Exercise brief: Report how many lines in the records below contain the word "that". Give only the number.

Records to use:

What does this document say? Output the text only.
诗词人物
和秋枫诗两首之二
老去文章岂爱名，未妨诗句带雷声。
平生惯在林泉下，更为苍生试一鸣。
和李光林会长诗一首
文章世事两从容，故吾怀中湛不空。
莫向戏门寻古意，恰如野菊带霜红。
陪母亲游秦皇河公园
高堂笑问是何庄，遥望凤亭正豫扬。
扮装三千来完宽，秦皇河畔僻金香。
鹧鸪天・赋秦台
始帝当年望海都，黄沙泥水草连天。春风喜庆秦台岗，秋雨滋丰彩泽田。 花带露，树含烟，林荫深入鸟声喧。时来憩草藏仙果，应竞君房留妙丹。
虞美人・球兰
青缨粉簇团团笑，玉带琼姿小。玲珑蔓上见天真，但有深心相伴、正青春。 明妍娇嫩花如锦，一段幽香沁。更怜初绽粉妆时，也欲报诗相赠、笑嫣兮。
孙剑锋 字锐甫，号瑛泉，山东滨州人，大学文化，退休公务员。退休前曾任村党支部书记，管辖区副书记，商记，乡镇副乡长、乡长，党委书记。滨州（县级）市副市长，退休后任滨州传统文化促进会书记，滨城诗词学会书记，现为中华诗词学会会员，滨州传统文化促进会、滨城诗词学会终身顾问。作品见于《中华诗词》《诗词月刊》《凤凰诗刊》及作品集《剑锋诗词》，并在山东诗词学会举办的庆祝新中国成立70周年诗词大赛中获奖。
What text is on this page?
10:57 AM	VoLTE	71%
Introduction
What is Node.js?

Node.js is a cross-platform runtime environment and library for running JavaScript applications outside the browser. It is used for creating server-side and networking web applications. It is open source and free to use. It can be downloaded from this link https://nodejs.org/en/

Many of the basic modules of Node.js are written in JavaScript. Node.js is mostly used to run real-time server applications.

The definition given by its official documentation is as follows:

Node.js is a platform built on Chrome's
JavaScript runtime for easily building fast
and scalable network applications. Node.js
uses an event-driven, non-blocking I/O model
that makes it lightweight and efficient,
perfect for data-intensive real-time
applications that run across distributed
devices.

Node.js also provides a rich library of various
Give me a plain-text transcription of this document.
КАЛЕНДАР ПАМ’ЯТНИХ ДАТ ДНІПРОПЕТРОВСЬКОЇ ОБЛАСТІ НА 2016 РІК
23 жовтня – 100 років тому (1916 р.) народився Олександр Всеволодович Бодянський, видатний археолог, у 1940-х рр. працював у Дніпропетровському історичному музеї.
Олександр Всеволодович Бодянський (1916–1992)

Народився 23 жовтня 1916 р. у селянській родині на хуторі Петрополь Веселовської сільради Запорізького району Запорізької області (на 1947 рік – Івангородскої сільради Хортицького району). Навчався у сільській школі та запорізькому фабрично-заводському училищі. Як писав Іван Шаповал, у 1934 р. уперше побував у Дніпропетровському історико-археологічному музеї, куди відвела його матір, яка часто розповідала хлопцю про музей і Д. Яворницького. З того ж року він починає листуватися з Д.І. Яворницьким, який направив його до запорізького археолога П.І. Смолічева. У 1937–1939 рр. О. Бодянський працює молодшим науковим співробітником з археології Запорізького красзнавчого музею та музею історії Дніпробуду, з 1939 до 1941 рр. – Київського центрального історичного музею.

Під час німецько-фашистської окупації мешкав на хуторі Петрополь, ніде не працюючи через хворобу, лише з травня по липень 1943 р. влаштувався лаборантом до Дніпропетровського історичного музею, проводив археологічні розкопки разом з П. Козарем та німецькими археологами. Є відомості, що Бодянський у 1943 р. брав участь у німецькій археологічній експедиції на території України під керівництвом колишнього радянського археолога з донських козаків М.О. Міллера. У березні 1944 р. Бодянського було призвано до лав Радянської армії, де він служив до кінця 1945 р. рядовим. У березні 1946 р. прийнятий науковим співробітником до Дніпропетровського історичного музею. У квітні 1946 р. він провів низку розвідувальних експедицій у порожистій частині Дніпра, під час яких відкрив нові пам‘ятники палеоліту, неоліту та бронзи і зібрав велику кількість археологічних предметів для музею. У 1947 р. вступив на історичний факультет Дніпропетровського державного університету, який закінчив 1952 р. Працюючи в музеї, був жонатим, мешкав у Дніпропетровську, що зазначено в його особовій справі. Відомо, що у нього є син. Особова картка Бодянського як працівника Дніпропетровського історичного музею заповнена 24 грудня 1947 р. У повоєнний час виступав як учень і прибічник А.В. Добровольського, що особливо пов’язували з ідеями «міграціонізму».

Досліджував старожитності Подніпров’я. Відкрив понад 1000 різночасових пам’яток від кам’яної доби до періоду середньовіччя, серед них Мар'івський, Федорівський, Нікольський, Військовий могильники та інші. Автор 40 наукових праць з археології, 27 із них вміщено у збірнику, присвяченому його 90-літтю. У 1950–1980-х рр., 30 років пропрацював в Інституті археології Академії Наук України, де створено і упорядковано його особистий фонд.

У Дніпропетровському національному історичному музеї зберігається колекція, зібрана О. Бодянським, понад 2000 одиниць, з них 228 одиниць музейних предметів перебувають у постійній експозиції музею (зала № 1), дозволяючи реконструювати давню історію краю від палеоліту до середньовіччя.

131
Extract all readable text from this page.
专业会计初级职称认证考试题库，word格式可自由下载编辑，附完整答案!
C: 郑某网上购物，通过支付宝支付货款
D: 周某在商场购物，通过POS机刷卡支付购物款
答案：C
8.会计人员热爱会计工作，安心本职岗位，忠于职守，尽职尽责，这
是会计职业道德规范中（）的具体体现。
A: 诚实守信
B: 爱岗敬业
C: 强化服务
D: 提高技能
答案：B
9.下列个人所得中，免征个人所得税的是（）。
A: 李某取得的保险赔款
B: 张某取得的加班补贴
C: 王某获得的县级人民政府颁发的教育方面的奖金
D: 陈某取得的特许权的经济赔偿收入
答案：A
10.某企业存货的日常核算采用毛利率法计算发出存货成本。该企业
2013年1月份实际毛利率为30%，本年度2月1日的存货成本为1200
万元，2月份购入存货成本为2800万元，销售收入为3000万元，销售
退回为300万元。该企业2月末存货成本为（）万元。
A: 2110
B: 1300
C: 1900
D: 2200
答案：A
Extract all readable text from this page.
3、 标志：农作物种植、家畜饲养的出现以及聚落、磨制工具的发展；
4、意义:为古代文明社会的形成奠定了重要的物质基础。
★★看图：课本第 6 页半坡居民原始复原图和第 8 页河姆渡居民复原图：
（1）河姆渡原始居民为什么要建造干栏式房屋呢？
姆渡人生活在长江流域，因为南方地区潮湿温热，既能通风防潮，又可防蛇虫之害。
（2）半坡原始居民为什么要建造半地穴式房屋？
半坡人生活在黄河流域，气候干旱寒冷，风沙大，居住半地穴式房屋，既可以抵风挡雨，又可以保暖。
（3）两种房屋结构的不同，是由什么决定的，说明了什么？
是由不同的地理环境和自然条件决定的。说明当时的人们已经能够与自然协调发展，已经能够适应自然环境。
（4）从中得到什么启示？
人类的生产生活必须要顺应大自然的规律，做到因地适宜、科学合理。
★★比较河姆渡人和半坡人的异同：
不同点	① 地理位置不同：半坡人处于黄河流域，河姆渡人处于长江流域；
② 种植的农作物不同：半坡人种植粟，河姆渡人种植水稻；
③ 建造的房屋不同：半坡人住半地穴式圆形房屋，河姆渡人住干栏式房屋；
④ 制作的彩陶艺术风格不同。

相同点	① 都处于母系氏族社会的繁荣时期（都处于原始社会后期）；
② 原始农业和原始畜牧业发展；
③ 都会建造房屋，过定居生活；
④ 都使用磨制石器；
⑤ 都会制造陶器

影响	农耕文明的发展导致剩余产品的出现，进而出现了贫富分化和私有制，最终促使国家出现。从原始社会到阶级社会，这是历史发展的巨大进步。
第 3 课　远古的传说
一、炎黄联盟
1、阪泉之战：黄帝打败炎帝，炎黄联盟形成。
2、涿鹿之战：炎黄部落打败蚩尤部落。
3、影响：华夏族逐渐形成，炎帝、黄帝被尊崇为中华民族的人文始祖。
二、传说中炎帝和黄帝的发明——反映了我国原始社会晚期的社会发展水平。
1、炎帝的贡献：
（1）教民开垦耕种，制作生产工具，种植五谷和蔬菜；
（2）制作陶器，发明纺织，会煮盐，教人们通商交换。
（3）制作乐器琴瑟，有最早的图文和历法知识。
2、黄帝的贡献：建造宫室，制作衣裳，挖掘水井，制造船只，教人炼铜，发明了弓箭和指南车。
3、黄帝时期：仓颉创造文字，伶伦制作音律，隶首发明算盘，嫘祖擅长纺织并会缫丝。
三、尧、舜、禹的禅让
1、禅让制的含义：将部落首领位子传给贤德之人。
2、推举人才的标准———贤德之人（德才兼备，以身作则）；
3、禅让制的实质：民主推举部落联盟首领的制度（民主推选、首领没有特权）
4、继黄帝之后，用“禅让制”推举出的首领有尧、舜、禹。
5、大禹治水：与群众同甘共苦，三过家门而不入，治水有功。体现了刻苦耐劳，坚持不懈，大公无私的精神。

Result of the exercise: 2